**Goal**
Transcribe the records exactly. Pictures do not belong in the transcription.

Entries with figure data
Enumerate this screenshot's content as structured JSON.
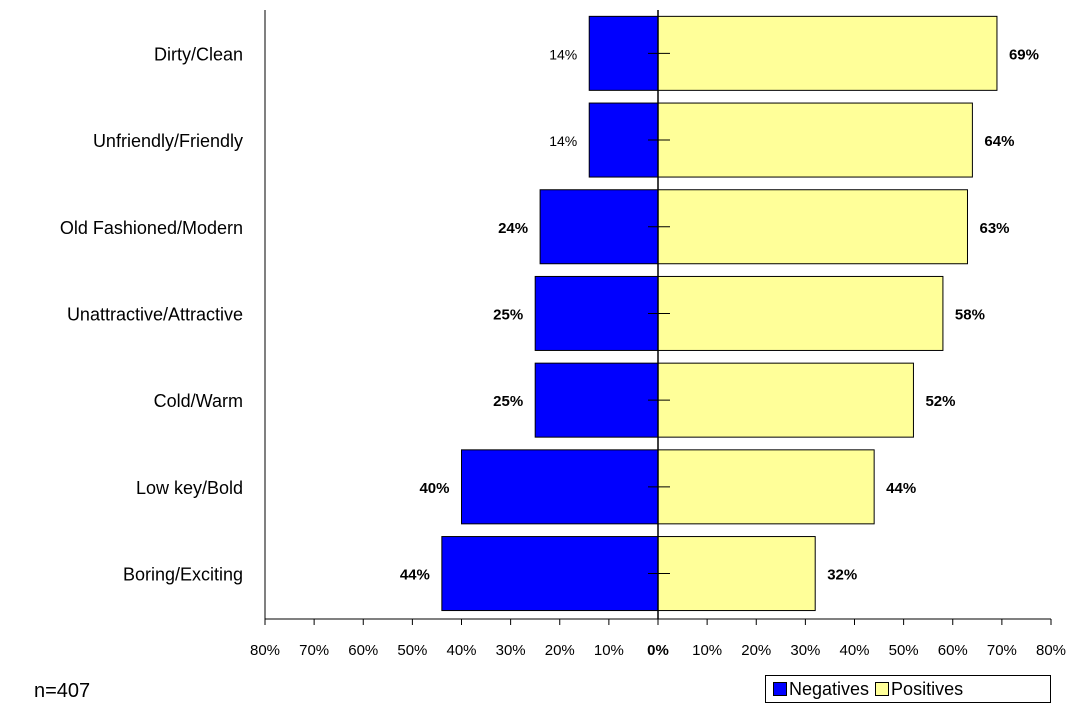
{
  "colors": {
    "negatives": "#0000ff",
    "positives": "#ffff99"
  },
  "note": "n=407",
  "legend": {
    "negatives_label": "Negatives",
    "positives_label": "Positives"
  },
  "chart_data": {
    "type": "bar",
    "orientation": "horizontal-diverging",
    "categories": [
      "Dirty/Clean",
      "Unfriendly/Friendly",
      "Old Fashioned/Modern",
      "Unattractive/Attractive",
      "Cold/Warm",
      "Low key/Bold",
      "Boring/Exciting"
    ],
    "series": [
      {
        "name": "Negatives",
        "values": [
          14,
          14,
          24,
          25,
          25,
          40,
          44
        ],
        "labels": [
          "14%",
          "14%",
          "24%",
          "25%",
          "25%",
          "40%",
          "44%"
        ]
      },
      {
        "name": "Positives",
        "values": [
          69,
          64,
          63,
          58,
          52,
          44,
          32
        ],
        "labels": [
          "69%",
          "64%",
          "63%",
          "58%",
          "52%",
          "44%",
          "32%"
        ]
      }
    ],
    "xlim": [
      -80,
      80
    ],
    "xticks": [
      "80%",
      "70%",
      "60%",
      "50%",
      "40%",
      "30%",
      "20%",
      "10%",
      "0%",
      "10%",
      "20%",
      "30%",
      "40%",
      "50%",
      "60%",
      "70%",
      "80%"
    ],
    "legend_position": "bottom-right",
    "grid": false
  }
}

**Correct output**
Enumerate this screenshot's content as structured JSON.
{
  "colors": {
    "negatives": "#0000ff",
    "positives": "#ffff99"
  },
  "note": "n=407",
  "legend": {
    "negatives_label": "Negatives",
    "positives_label": "Positives"
  },
  "chart_data": {
    "type": "bar",
    "orientation": "horizontal-diverging",
    "categories": [
      "Dirty/Clean",
      "Unfriendly/Friendly",
      "Old Fashioned/Modern",
      "Unattractive/Attractive",
      "Cold/Warm",
      "Low key/Bold",
      "Boring/Exciting"
    ],
    "series": [
      {
        "name": "Negatives",
        "values": [
          14,
          14,
          24,
          25,
          25,
          40,
          44
        ],
        "labels": [
          "14%",
          "14%",
          "24%",
          "25%",
          "25%",
          "40%",
          "44%"
        ]
      },
      {
        "name": "Positives",
        "values": [
          69,
          64,
          63,
          58,
          52,
          44,
          32
        ],
        "labels": [
          "69%",
          "64%",
          "63%",
          "58%",
          "52%",
          "44%",
          "32%"
        ]
      }
    ],
    "xlim": [
      -80,
      80
    ],
    "xticks": [
      "80%",
      "70%",
      "60%",
      "50%",
      "40%",
      "30%",
      "20%",
      "10%",
      "0%",
      "10%",
      "20%",
      "30%",
      "40%",
      "50%",
      "60%",
      "70%",
      "80%"
    ],
    "legend_position": "bottom-right",
    "grid": false
  }
}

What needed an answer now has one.